**AIM OF THE EXERCISE:**
Look through the data and write out every line with the word "next" in it.

Saved data entries:
☆ ☆ ☆

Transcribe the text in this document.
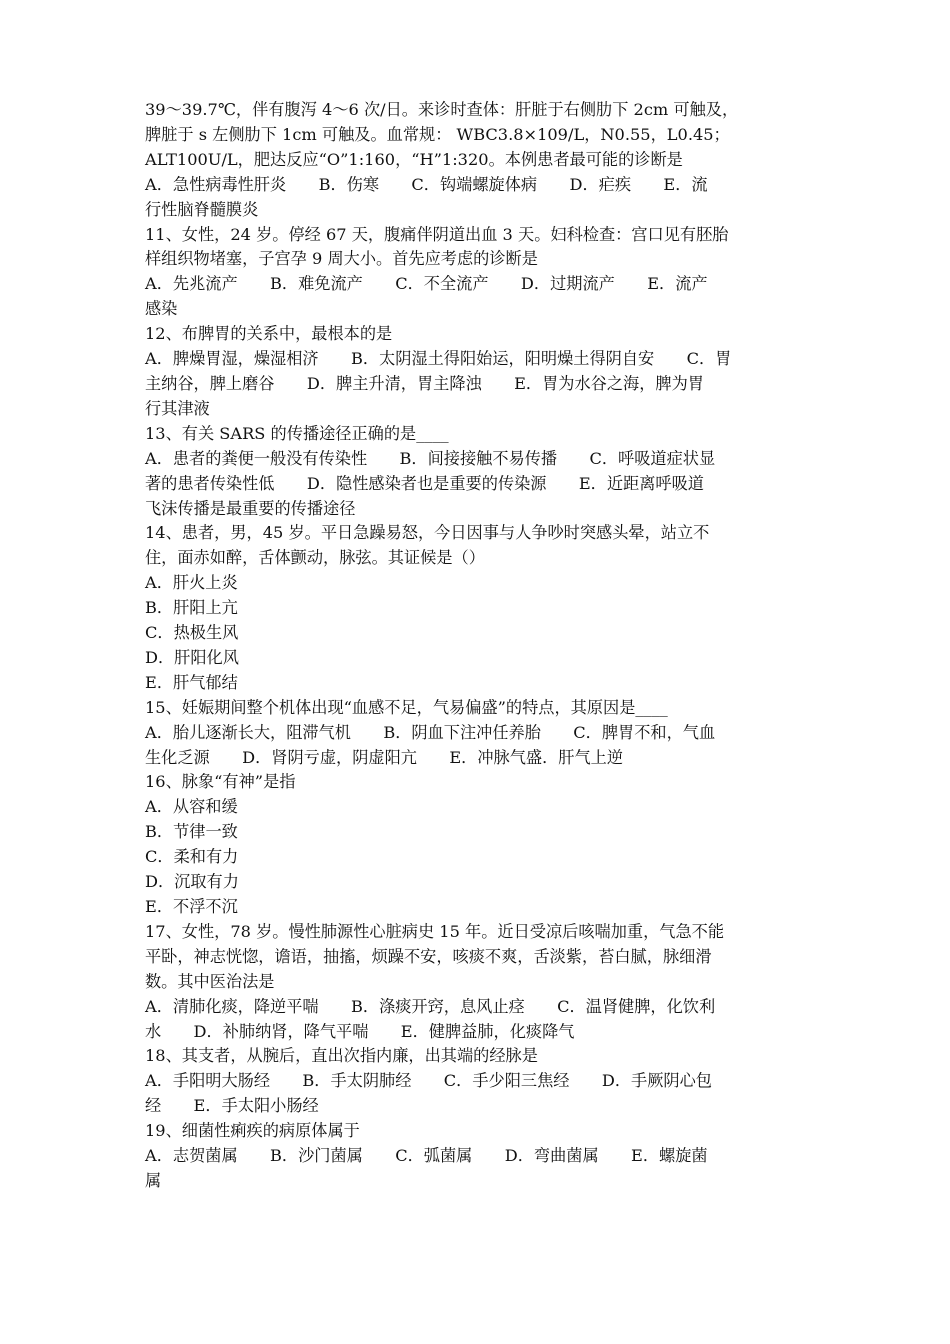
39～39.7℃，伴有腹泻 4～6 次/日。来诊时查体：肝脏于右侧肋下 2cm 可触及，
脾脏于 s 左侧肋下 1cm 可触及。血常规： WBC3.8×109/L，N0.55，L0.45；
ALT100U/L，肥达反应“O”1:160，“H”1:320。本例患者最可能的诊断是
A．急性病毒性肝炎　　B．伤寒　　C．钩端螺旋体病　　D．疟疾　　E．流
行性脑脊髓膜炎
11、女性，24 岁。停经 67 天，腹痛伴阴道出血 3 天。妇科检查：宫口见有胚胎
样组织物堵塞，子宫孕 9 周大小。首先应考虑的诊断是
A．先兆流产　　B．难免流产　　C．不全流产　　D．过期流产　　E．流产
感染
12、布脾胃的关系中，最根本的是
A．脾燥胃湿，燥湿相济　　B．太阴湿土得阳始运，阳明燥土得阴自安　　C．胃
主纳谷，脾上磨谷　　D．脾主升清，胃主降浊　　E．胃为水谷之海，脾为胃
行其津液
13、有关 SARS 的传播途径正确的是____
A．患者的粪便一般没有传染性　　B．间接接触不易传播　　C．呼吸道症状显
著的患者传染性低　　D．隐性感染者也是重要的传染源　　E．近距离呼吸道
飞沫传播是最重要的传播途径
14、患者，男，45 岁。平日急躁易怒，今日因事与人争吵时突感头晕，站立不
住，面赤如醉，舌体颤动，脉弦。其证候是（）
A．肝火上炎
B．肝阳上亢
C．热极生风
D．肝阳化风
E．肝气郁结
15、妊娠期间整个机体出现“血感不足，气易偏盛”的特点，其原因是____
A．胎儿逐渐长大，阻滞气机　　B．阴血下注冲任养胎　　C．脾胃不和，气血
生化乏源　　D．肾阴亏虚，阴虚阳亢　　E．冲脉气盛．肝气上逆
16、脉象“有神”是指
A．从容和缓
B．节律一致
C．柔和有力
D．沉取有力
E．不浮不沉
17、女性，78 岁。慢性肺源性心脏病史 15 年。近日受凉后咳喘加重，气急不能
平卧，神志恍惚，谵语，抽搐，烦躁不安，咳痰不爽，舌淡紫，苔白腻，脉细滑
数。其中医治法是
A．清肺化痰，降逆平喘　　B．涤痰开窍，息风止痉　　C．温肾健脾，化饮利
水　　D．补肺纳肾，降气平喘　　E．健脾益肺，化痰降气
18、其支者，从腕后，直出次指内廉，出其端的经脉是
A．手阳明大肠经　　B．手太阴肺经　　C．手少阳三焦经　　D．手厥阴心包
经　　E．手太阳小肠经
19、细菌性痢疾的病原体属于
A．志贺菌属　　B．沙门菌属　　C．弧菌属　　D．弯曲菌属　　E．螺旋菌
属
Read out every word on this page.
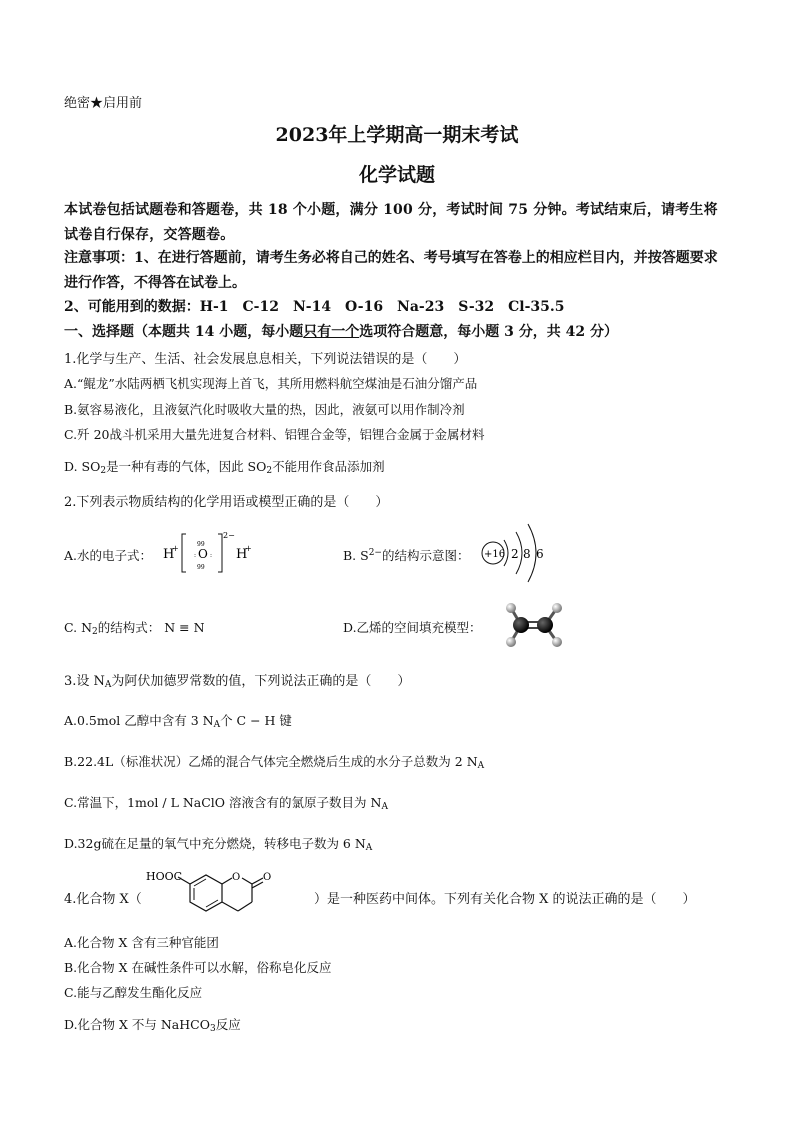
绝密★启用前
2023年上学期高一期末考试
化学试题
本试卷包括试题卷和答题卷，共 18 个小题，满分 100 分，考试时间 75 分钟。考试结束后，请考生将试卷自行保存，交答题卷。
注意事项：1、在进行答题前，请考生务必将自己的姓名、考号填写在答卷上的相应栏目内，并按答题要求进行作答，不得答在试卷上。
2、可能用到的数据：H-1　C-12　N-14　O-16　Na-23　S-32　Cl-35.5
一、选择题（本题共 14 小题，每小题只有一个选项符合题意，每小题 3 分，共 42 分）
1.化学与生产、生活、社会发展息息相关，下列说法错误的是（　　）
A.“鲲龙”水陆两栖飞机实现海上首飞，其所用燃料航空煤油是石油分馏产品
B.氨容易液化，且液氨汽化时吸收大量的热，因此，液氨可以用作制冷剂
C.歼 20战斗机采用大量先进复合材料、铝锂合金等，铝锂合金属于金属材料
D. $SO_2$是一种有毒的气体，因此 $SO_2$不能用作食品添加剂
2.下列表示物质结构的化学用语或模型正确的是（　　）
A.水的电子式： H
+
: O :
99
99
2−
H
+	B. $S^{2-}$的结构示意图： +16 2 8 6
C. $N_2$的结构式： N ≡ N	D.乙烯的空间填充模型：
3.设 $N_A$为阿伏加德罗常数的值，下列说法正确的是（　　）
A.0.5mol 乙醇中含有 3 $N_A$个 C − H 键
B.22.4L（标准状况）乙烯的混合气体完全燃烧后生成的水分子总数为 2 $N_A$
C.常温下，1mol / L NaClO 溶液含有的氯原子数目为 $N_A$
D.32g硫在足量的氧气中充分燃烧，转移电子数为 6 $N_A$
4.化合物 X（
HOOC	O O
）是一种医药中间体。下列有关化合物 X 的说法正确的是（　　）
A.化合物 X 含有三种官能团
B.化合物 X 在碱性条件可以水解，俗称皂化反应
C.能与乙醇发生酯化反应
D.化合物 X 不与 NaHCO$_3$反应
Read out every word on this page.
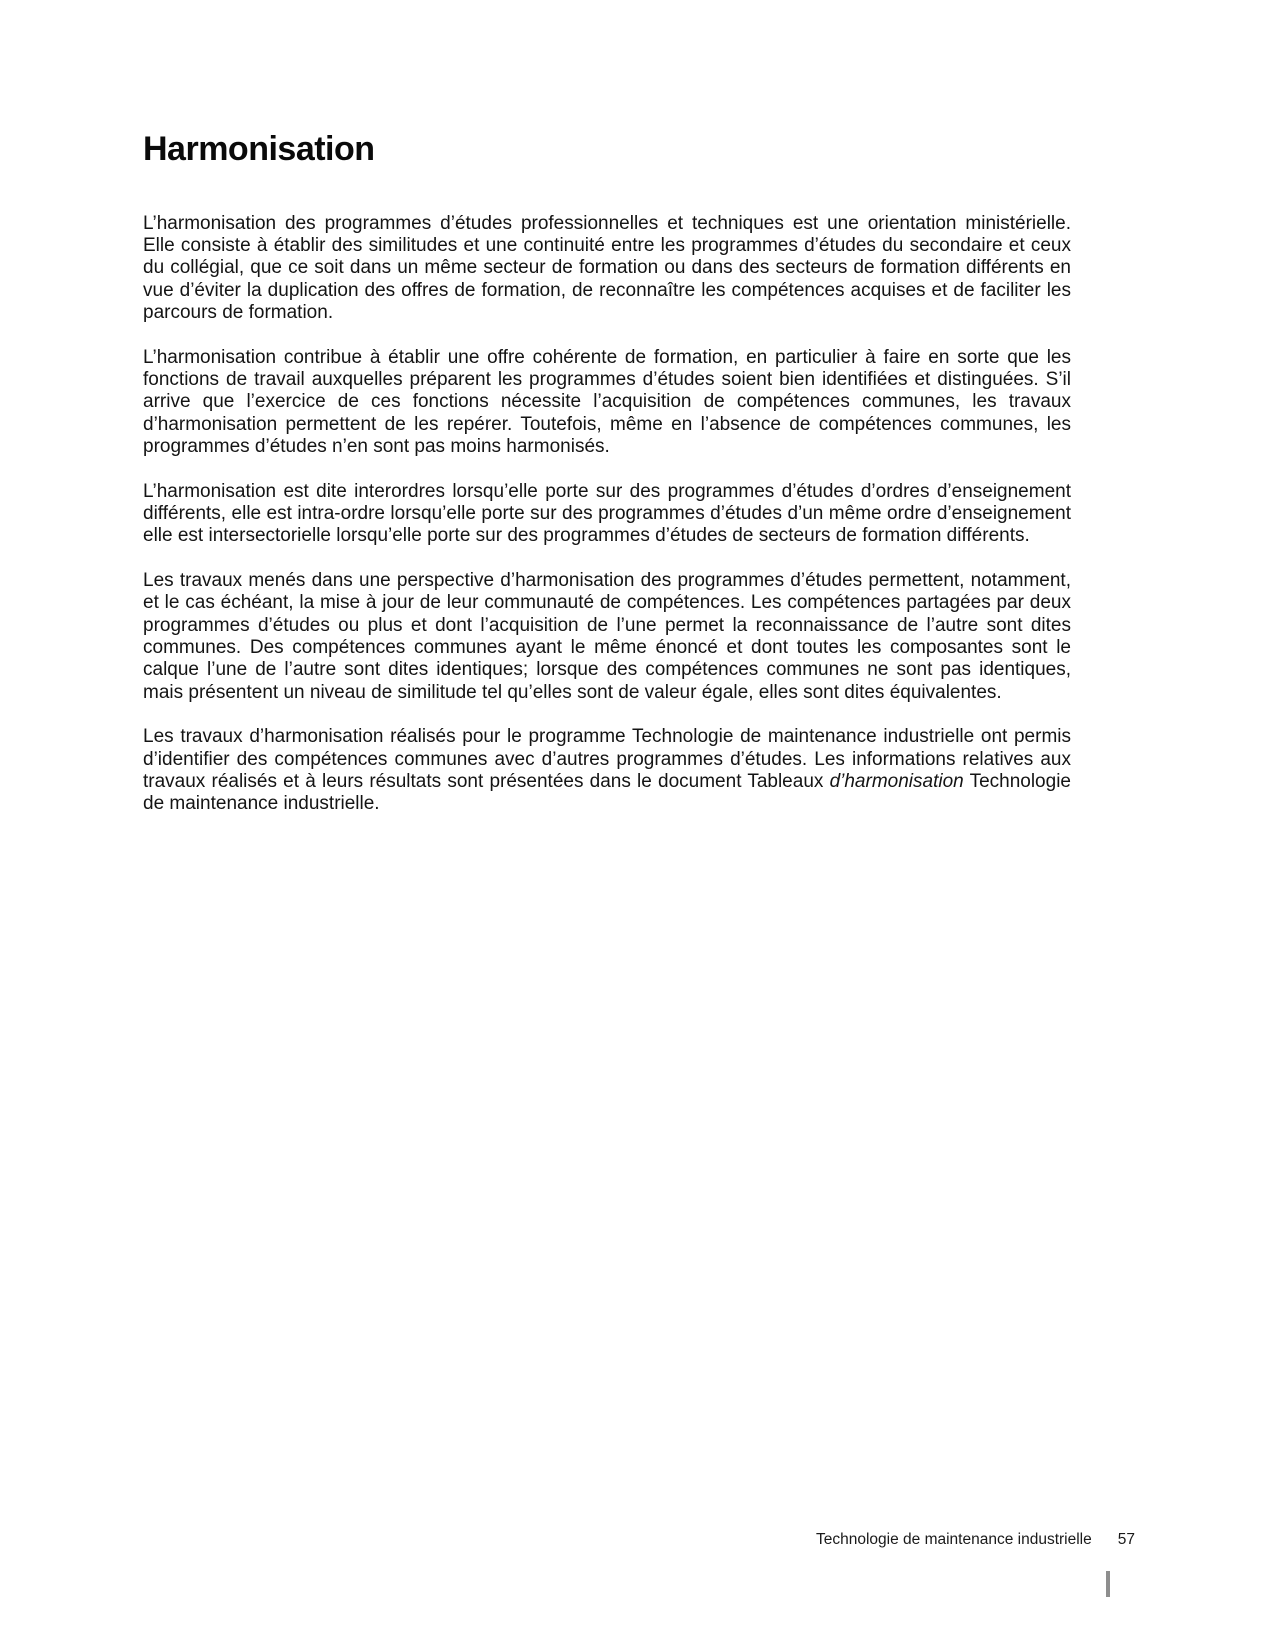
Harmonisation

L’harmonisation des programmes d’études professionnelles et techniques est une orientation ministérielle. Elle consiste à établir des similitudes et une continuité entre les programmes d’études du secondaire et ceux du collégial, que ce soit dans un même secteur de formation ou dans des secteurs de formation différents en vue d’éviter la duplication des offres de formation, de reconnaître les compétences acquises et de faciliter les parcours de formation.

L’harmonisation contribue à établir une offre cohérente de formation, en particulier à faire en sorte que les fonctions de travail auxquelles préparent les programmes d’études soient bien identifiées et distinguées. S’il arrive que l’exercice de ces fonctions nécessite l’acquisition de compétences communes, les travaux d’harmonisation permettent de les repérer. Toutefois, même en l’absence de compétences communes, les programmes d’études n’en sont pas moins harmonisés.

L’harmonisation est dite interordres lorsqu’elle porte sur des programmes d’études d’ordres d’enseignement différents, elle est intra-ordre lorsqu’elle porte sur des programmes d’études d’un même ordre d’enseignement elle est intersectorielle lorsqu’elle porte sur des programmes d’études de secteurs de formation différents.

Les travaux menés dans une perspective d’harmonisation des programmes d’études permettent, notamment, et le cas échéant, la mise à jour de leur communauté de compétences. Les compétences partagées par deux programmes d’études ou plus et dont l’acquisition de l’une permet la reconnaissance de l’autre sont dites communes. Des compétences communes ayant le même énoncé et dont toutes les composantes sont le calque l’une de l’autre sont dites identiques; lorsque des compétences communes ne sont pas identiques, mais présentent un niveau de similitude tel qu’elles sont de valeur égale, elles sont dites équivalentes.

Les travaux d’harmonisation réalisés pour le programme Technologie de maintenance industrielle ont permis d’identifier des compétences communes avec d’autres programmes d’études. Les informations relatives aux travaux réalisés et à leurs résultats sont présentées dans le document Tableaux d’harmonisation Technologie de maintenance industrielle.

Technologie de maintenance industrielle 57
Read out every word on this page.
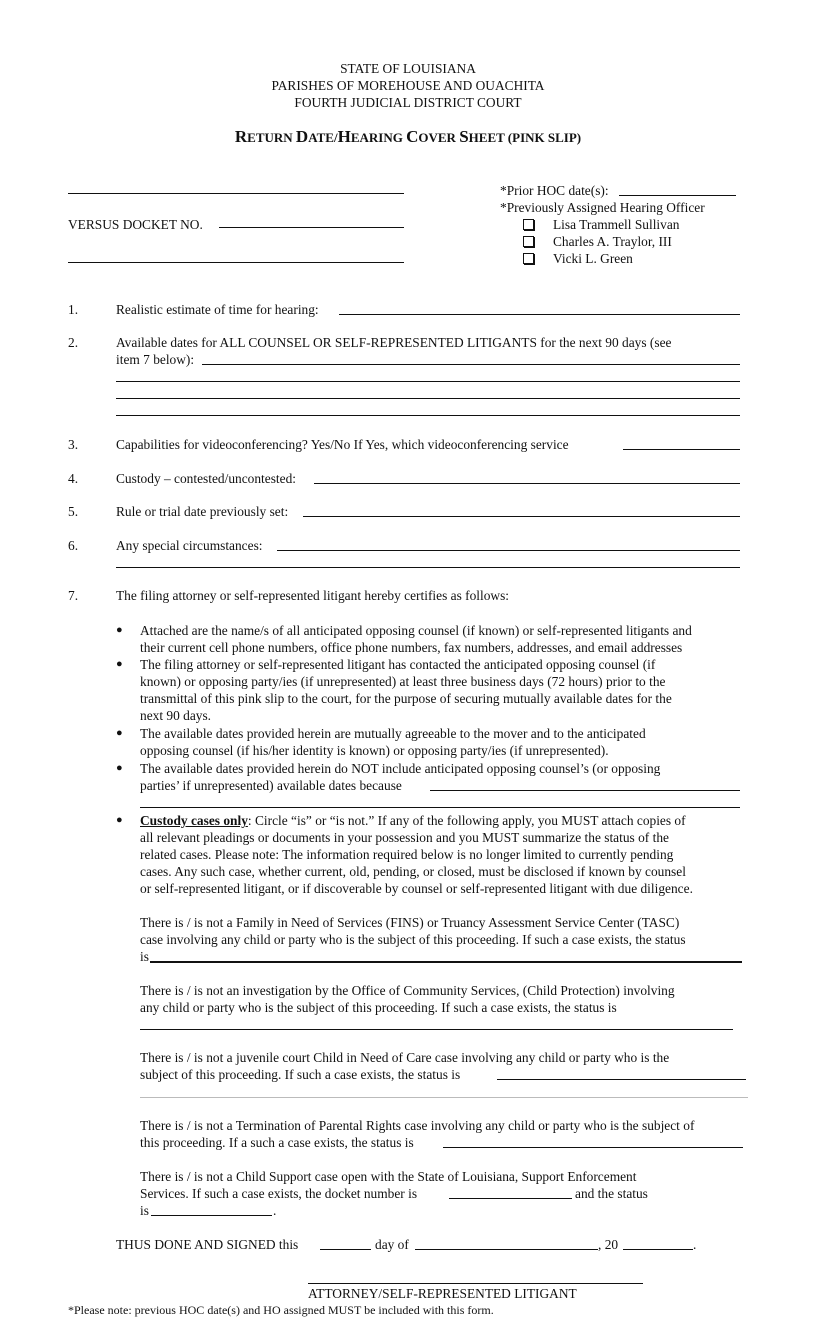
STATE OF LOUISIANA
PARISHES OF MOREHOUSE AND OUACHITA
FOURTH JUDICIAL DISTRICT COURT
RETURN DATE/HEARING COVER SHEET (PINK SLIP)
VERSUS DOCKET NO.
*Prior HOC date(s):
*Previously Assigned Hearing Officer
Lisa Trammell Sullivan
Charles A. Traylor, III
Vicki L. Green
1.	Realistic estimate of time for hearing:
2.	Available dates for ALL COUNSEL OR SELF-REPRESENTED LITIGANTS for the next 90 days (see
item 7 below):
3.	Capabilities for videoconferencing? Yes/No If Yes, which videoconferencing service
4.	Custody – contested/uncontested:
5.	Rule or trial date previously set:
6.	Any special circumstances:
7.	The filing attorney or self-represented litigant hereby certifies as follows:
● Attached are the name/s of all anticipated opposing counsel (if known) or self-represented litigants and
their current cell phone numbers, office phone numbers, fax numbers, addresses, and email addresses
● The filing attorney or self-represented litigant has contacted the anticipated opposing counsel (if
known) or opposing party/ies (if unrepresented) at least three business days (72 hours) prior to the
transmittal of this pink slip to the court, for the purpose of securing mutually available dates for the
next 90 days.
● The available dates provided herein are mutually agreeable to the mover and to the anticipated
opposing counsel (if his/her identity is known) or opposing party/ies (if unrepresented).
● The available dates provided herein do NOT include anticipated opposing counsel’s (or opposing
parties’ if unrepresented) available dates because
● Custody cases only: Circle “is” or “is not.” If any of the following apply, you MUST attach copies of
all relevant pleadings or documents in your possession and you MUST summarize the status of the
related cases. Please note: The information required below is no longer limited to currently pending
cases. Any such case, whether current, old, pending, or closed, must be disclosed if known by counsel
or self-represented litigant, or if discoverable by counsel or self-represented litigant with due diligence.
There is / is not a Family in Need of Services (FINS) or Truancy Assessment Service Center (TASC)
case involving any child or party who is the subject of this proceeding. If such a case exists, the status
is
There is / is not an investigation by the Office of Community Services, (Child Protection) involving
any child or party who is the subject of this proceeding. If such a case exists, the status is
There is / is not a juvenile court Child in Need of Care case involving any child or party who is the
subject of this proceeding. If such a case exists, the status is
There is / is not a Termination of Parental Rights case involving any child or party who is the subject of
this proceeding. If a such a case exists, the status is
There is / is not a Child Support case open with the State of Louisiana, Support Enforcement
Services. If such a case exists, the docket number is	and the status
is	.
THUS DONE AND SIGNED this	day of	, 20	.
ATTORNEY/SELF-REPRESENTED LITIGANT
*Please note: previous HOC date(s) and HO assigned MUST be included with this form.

☆ ☆ ☆

**THE RESPONSE:**
2.	Available dates for ALL COUNSEL OR SELF-REPRESENTED LITIGANTS for the next 90 days (see
next 90 days.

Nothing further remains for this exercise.